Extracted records
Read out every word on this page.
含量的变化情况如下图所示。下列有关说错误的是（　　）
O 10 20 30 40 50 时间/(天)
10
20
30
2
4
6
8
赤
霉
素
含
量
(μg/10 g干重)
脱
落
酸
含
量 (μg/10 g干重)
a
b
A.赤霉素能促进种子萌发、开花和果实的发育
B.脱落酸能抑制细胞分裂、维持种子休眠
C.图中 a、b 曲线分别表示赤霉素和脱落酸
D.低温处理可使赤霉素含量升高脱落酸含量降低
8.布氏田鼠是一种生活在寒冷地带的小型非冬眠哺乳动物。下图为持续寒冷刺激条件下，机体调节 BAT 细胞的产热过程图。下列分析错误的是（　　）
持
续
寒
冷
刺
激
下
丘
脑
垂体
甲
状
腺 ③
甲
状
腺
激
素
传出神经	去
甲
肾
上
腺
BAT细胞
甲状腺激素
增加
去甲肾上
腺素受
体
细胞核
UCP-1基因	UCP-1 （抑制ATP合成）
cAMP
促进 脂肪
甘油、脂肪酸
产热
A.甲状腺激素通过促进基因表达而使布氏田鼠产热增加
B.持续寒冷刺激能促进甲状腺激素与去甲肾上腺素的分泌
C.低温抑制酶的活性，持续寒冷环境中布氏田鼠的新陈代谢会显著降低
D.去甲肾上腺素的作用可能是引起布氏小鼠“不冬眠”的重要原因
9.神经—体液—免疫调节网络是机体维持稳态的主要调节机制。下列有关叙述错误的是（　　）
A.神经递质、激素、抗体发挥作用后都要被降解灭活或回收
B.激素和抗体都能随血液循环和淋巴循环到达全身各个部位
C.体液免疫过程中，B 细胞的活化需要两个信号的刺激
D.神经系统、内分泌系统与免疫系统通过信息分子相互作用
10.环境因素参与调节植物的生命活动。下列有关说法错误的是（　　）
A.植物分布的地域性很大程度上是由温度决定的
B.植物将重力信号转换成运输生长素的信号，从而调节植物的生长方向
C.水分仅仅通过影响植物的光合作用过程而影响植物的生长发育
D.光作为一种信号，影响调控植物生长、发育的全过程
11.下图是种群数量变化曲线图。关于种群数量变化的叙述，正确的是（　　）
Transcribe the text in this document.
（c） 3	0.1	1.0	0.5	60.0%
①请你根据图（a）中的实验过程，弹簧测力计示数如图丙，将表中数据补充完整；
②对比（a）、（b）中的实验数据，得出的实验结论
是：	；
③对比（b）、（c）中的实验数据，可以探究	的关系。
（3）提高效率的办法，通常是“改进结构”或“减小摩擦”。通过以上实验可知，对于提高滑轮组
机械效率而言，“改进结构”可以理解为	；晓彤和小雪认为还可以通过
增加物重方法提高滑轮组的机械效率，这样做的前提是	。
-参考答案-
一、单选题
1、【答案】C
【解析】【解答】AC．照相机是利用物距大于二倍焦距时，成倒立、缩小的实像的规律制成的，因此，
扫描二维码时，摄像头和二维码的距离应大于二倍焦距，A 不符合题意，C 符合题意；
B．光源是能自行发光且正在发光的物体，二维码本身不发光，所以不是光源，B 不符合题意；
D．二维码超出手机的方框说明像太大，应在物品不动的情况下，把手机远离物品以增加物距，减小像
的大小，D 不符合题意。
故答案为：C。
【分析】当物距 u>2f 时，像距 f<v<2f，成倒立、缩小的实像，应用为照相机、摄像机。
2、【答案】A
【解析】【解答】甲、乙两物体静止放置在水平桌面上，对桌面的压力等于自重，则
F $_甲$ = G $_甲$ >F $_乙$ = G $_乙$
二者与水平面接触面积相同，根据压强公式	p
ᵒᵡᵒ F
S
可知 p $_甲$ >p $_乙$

→ **What is asked**
Pick every line with "中的实验数据" in it and copy it.

→ **Reply**
②对比（a）、（b）中的实验数据，得出的实验结论
③对比（b）、（c）中的实验数据，可以探究	的关系。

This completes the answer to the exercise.